PROBLEM STATEMENT: Tally the lines containing "this" and report the number alone.

(Data excerpts)
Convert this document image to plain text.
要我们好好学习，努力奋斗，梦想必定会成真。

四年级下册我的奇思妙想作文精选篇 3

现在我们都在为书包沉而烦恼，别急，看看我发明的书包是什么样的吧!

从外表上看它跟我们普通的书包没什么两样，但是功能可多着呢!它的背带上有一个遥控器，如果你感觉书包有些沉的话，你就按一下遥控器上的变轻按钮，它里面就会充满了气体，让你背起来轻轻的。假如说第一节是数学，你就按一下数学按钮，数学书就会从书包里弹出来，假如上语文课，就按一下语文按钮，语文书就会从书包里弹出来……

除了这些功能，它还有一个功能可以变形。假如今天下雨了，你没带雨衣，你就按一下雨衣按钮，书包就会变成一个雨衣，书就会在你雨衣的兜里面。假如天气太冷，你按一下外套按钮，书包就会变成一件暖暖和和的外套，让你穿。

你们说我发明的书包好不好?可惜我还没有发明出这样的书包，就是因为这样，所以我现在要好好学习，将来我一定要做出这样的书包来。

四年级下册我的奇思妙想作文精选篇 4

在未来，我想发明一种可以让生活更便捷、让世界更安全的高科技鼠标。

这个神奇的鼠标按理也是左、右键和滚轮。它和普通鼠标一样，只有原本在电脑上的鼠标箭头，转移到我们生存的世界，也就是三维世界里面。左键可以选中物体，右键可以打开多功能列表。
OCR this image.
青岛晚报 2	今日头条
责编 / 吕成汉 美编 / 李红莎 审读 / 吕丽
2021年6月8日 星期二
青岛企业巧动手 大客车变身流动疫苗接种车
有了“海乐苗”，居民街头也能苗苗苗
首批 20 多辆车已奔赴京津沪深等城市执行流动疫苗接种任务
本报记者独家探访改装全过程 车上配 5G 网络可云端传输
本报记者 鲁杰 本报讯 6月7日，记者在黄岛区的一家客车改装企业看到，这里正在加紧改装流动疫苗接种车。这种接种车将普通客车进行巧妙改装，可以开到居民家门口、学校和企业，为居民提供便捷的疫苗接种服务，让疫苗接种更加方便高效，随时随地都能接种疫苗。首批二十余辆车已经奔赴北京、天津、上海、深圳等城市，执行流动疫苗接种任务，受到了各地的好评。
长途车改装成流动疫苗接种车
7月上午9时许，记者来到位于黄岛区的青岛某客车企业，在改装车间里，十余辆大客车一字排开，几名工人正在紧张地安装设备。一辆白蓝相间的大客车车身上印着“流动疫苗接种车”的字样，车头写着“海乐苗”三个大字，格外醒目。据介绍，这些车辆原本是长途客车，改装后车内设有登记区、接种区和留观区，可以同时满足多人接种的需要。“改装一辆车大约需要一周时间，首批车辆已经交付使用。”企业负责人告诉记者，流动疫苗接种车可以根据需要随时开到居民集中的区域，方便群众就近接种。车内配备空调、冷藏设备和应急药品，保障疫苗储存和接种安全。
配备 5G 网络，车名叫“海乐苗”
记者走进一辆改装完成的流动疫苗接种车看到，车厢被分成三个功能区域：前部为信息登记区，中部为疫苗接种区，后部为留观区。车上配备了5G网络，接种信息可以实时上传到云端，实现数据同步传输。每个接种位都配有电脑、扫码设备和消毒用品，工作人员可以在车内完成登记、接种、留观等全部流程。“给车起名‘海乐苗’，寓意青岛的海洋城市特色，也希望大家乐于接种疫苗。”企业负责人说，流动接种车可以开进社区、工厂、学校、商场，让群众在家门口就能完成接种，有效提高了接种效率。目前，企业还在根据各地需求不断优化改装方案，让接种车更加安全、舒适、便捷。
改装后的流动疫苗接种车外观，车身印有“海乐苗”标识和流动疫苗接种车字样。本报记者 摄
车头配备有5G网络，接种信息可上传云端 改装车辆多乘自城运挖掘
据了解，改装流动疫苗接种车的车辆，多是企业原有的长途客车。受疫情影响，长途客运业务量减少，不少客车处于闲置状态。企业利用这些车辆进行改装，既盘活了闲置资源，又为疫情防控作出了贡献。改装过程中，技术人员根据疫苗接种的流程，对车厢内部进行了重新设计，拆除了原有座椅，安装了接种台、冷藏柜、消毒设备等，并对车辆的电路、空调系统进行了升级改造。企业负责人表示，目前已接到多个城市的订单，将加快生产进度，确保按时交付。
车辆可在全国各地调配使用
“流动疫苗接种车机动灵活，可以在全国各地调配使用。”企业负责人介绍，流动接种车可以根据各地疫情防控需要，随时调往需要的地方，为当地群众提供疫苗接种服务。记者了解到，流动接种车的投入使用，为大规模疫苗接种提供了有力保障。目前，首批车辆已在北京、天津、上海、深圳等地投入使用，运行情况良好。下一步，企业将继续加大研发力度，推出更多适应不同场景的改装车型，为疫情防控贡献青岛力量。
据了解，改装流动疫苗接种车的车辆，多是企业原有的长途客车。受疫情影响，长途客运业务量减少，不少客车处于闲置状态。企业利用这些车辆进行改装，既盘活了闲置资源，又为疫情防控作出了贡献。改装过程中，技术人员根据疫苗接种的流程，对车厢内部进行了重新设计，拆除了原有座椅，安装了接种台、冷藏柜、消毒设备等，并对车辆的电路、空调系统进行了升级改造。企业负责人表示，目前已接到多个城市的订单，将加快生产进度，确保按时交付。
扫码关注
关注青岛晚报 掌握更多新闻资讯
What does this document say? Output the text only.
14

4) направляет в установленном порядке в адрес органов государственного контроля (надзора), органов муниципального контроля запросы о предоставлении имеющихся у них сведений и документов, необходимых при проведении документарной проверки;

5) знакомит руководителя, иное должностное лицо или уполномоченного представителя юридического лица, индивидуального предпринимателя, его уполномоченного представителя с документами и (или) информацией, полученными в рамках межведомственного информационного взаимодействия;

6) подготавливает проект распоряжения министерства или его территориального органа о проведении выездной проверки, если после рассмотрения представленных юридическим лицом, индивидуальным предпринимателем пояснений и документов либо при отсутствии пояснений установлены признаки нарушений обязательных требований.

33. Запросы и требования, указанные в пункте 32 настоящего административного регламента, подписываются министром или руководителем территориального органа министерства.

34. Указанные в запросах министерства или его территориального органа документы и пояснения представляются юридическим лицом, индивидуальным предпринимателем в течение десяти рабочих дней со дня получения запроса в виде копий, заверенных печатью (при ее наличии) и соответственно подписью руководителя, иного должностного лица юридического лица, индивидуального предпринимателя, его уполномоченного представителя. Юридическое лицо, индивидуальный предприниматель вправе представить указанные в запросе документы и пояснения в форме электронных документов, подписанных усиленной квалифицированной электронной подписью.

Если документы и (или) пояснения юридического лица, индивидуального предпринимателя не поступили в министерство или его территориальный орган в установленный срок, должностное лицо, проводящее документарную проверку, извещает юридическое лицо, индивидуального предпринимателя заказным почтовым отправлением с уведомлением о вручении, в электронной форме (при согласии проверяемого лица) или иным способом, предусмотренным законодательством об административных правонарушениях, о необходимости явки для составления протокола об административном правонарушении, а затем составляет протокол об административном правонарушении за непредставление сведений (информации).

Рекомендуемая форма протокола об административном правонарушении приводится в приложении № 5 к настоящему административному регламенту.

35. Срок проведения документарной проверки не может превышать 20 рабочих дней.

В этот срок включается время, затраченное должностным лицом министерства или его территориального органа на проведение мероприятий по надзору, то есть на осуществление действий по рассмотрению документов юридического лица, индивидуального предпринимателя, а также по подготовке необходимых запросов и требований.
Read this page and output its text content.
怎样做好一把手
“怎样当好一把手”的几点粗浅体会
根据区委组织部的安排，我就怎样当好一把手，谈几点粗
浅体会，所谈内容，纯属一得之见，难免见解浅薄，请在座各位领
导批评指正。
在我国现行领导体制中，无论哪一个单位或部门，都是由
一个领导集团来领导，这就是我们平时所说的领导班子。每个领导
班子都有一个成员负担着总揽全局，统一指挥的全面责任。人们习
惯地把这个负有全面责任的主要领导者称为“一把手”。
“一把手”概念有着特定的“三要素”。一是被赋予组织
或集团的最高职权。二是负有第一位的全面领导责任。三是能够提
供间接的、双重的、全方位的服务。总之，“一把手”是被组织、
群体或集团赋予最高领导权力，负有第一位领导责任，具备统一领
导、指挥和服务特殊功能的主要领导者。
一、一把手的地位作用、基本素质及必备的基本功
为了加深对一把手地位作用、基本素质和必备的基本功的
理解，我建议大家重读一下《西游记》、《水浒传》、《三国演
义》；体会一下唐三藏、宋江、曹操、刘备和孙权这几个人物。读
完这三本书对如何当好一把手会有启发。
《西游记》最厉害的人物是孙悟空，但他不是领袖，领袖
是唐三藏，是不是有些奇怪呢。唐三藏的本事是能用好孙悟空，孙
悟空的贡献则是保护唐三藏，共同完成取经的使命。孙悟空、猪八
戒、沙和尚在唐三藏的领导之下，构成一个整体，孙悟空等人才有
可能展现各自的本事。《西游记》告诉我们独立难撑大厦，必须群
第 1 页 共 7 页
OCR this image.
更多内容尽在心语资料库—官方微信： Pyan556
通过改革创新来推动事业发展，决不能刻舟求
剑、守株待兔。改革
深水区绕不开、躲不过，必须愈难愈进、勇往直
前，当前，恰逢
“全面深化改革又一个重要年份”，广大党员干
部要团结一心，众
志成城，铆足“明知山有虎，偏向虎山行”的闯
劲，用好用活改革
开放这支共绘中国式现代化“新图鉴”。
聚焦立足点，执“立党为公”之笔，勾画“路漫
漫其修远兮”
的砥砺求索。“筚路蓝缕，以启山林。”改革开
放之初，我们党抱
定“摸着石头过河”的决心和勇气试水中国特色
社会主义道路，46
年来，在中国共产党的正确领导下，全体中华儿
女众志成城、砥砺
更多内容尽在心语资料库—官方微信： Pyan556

RESULT: 5